[Start The data]

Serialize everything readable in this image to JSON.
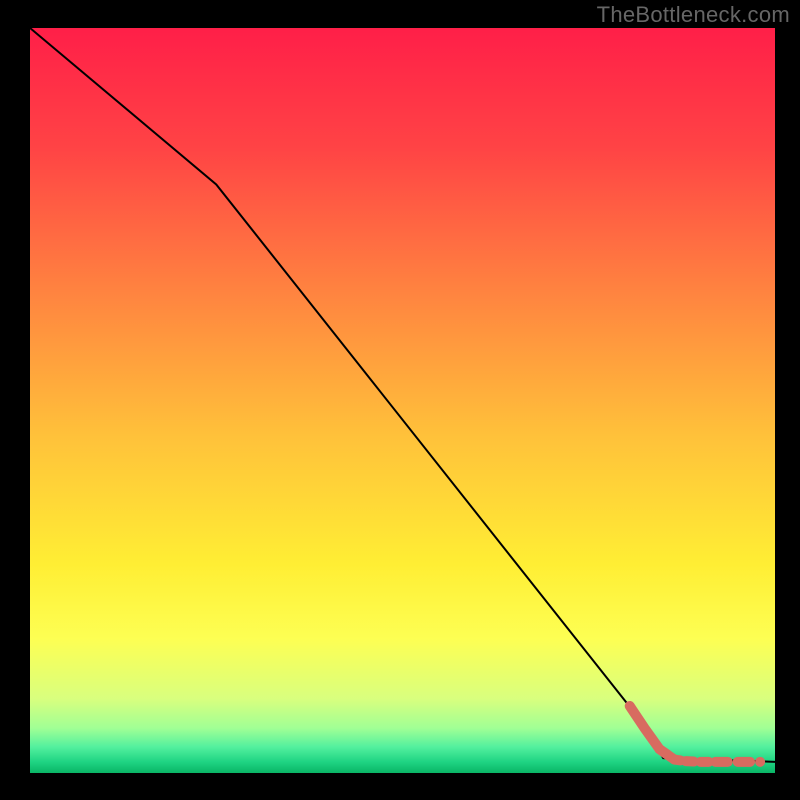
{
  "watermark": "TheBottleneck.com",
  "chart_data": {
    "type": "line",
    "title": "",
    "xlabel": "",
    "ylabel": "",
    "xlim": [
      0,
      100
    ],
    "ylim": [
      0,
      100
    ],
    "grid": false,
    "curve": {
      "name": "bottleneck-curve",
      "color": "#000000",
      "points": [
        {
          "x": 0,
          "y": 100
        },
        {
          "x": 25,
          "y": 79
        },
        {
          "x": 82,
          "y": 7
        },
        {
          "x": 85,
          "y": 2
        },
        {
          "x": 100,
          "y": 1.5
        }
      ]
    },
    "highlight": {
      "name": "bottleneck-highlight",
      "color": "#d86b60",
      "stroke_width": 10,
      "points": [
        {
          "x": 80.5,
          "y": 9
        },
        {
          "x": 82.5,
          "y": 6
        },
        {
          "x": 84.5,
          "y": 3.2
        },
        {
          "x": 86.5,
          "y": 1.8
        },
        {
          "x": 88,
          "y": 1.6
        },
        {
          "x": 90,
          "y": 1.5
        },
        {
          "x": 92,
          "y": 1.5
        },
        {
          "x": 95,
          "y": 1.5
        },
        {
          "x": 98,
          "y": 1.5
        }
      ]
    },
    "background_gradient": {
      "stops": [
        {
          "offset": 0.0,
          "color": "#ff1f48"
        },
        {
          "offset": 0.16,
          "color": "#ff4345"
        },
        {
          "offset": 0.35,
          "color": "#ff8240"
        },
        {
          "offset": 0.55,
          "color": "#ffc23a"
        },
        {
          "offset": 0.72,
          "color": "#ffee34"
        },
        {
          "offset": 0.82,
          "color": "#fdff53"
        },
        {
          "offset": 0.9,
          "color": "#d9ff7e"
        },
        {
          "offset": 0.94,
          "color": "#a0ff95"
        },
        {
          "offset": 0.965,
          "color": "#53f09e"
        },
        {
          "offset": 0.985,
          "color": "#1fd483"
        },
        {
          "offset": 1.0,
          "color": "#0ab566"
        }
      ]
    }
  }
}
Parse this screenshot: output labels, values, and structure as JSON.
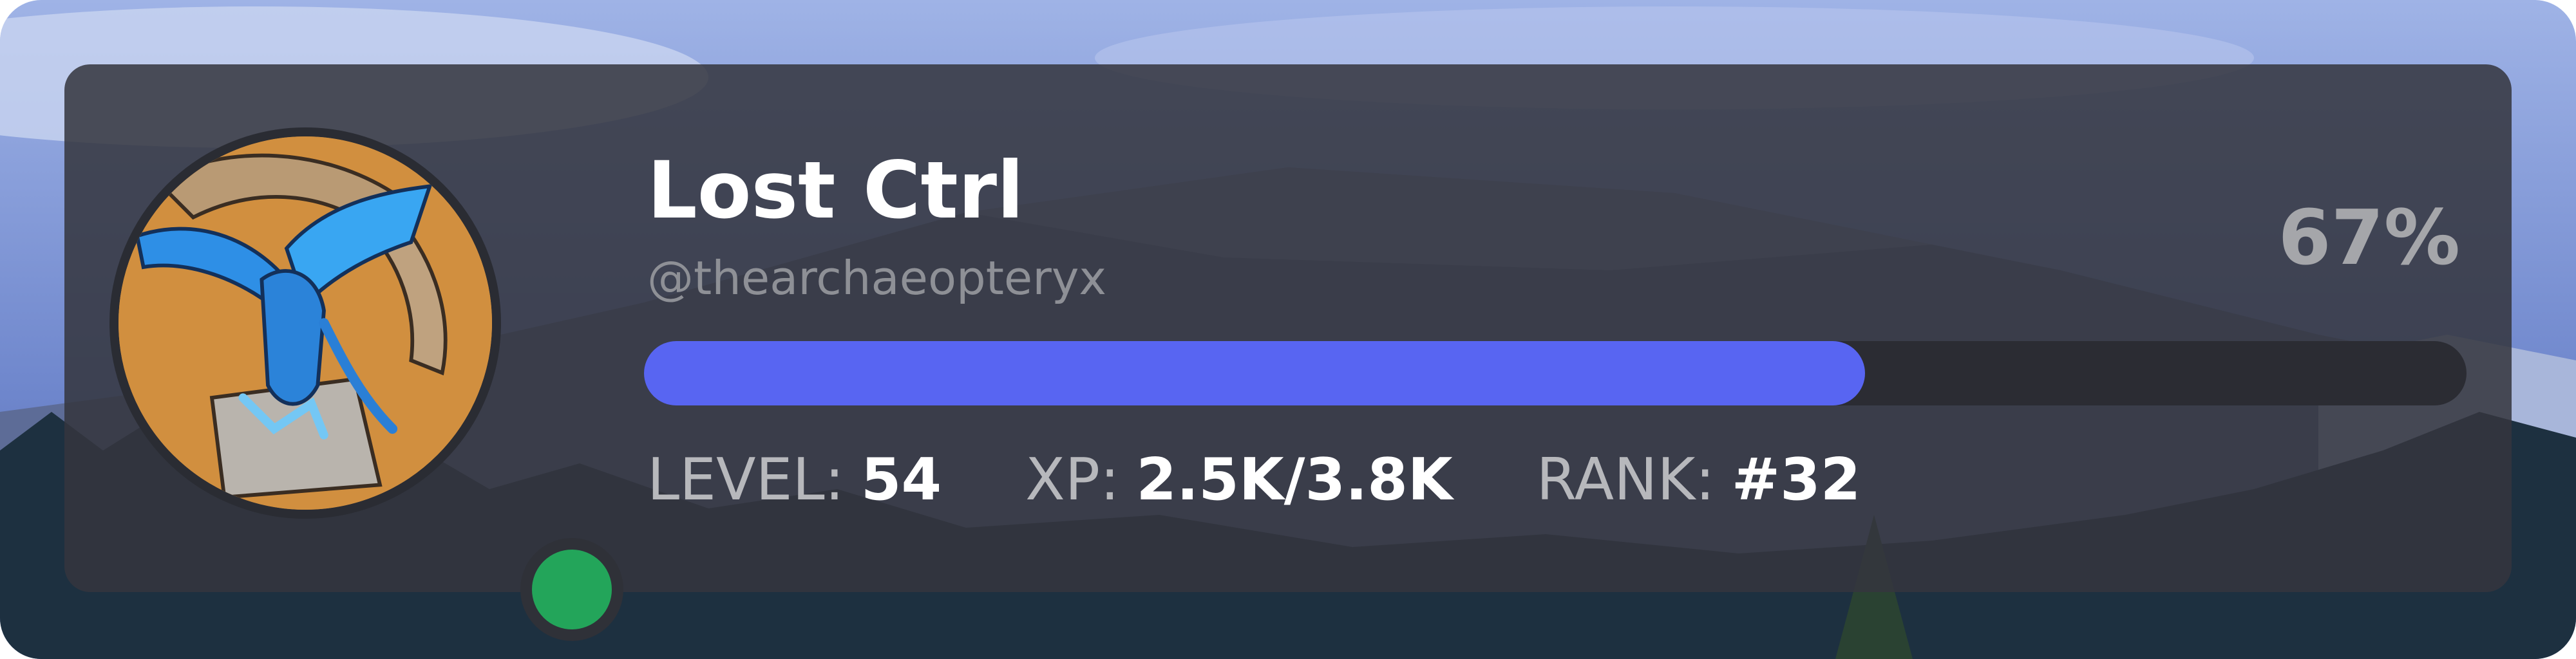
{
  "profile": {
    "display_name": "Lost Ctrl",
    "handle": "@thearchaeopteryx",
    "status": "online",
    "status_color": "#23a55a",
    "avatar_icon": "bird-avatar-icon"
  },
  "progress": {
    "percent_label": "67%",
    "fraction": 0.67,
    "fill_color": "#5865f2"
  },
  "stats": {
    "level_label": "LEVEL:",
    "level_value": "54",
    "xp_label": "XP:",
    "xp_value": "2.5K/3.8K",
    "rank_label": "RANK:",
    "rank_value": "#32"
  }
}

[End The data]
[Start The data]

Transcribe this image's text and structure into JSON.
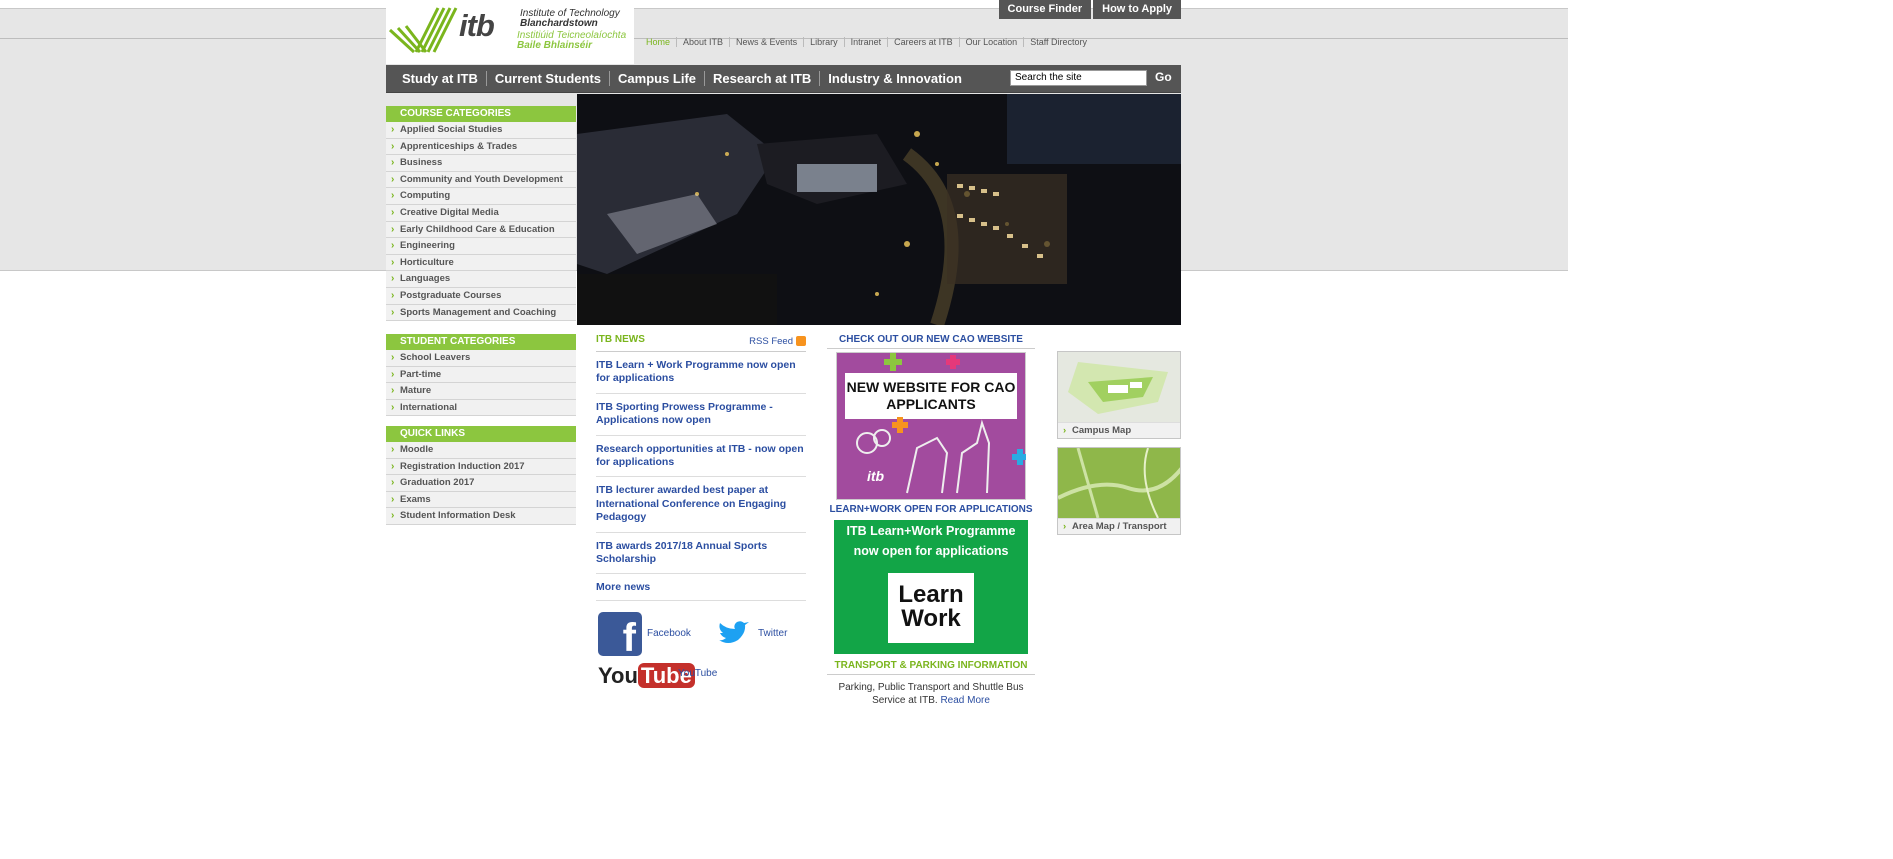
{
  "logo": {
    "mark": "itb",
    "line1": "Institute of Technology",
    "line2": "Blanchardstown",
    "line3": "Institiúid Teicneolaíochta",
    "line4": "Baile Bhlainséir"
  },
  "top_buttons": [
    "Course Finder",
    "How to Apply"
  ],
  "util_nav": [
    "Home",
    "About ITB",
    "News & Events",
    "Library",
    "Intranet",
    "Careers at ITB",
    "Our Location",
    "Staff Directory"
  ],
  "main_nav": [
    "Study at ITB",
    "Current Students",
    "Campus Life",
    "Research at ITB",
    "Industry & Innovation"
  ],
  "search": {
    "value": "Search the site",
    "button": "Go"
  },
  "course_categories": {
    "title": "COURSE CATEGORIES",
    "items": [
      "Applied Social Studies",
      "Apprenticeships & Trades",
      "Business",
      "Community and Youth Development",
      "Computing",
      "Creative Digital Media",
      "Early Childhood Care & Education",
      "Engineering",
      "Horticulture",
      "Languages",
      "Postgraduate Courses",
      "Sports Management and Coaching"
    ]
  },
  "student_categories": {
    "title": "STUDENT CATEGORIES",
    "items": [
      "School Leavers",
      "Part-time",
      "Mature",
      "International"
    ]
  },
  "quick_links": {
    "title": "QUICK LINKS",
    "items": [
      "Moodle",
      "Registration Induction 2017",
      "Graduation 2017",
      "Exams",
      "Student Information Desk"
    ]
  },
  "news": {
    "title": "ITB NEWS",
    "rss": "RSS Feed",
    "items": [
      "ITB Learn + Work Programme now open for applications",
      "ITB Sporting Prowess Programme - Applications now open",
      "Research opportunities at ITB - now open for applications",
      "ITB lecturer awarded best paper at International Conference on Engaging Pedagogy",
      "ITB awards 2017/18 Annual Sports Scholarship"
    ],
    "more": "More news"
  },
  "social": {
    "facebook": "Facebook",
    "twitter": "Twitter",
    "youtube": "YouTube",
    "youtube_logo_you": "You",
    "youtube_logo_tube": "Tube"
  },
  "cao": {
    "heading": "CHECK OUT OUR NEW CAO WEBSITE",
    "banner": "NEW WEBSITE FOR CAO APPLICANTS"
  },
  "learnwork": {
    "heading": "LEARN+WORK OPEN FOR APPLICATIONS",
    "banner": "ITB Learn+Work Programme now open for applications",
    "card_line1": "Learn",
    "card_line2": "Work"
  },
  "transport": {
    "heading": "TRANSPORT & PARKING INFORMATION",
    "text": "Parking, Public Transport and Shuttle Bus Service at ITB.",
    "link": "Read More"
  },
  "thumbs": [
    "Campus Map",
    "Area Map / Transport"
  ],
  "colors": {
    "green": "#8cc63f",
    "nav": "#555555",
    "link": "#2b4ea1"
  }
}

[End The data]

Pick out the lines that include the word "banner" and write them out.

    "banner": "NEW WEBSITE FOR CAO APPLICANTS"
    "banner": "ITB Learn+Work Programme now open for applications",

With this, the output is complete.